Objective -
From the article on deforestation, copy word for word the passage that opens with "Michael Dantas/AFP via" and closes with "much at all.".

Text block -
☆ ☆ ☆

Michael Dantas/AFP via Getty Images
Benji Jones
Benji Jones is an environmental correspondent at Vox, covering biodiversity loss and climate change. Before joining Vox, he was a senior energy reporter at Business Insider. Benji previously worked as a wildlife researcher.

In 2021, more than 140 countries around the world promised to put an end to deforestation by the end of the decade. Those countries — including Brazil, Colombia, and the Democratic Republic of Congo, all of which are heavily forested — acknowledged in their pledge a basic, undeniable fact: Forests provide critical services that we rely on, from producing oxygen to cooling the landscape.

That pledge, just like similar promises made over the years, has so far failed to do much at all.

While there’s some year-to-year variation, deforestation is going up, not down. And last year, the destruction reached new heights. New data from the University of Maryland, a leading authority on global forest loss, reveals that the tropics lost more than 6.7 million hectares (16.6 million acres) in 2024. That’s around the size of Panama and the largest extent of loss in at least the last two decades, the length of UMD’s record.

☆ ☆ ☆

Stored records -

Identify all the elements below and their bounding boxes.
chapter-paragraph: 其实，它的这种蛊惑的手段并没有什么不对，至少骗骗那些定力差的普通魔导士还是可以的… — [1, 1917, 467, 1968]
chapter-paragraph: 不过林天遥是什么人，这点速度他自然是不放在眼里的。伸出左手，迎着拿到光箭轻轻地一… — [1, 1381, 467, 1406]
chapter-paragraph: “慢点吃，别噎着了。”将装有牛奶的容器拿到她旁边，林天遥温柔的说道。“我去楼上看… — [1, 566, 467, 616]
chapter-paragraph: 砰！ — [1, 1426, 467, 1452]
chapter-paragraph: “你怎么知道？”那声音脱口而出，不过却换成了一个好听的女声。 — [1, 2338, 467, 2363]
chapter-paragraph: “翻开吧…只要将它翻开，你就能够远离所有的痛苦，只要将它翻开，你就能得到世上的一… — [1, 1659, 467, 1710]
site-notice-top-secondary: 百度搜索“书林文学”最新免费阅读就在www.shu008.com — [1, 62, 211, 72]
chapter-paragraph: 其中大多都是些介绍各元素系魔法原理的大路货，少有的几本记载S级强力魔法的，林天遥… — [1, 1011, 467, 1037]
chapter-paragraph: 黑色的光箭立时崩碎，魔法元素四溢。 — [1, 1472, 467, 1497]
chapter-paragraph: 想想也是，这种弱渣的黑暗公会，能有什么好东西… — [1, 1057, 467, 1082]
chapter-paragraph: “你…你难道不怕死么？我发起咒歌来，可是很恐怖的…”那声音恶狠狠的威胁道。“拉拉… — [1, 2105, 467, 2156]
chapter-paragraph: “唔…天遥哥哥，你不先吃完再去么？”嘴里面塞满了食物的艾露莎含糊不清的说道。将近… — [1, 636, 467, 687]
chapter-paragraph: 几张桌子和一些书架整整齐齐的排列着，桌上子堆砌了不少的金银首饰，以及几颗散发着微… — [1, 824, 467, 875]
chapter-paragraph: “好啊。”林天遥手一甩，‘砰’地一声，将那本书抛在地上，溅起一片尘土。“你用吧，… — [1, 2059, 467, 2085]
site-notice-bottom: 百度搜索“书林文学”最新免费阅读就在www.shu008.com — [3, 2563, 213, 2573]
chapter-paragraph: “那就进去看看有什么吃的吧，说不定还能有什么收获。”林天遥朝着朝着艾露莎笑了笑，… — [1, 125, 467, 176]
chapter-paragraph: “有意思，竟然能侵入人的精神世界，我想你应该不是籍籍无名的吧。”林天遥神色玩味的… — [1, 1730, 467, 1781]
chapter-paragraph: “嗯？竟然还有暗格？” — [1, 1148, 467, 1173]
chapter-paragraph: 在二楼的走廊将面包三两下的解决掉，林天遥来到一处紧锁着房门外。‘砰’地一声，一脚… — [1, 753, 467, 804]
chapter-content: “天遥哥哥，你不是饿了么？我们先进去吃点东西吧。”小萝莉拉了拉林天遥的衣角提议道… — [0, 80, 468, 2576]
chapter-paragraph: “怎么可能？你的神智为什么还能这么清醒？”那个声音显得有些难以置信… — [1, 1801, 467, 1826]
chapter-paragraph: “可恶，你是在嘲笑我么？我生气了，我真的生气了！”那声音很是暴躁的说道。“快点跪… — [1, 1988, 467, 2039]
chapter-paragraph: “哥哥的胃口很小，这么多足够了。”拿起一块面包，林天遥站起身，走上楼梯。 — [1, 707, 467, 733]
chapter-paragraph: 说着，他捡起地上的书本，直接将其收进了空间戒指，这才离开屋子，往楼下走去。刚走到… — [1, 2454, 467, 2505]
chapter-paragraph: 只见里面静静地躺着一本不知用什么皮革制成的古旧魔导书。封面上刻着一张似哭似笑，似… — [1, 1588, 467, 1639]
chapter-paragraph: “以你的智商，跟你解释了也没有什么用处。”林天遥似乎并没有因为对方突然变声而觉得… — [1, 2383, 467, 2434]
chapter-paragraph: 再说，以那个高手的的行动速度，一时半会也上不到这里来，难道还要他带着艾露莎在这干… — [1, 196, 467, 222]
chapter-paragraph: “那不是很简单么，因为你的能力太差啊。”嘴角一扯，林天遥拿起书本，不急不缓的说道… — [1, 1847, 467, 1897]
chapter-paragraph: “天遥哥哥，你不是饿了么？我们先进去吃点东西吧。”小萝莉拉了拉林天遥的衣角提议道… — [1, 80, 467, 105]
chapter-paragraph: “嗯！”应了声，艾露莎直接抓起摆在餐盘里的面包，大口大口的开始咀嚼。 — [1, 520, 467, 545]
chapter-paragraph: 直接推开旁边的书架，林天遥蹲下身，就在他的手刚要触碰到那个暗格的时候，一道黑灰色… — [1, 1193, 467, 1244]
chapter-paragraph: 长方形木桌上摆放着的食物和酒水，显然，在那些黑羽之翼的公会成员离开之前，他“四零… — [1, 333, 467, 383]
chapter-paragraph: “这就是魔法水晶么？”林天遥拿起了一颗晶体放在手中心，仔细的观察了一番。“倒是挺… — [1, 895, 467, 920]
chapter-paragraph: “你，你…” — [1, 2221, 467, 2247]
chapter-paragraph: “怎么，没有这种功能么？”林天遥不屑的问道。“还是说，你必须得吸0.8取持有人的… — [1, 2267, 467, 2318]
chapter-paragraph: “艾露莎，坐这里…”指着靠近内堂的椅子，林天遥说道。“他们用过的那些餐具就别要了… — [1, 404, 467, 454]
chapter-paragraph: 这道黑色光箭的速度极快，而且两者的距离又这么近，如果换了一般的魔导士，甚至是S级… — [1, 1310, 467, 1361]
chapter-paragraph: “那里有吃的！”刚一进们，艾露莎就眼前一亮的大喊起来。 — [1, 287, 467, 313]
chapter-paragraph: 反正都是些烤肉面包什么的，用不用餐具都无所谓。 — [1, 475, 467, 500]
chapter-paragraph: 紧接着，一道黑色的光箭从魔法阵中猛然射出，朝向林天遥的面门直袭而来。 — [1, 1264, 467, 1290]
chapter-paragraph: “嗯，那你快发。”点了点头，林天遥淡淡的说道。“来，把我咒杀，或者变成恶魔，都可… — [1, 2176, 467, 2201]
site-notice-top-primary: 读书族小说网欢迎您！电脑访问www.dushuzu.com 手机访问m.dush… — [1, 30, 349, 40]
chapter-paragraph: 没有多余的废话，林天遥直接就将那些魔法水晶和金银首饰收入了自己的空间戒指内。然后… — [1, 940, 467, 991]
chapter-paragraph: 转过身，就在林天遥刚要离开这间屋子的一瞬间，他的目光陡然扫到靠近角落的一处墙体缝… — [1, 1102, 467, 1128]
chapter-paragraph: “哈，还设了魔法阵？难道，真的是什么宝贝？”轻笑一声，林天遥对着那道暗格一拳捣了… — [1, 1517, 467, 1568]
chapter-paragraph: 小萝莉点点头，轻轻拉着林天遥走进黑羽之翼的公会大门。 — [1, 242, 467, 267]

☆ ☆ ☆

Complete answer -
Michael Dantas/AFP via Getty Images
Benji Jones
Benji Jones is an environmental correspondent at Vox, covering biodiversity loss and climate change. Before joining Vox, he was a senior energy reporter at Business Insider. Benji previously worked as a wildlife researcher.

In 2021, more than 140 countries around the world promised to put an end to deforestation by the end of the decade. Those countries — including Brazil, Colombia, and the Democratic Republic of Congo, all of which are heavily forested — acknowledged in their pledge a basic, undeniable fact: Forests provide critical services that we rely on, from producing oxygen to cooling the landscape.

That pledge, just like similar promises made over the years, has so far failed to do much at all.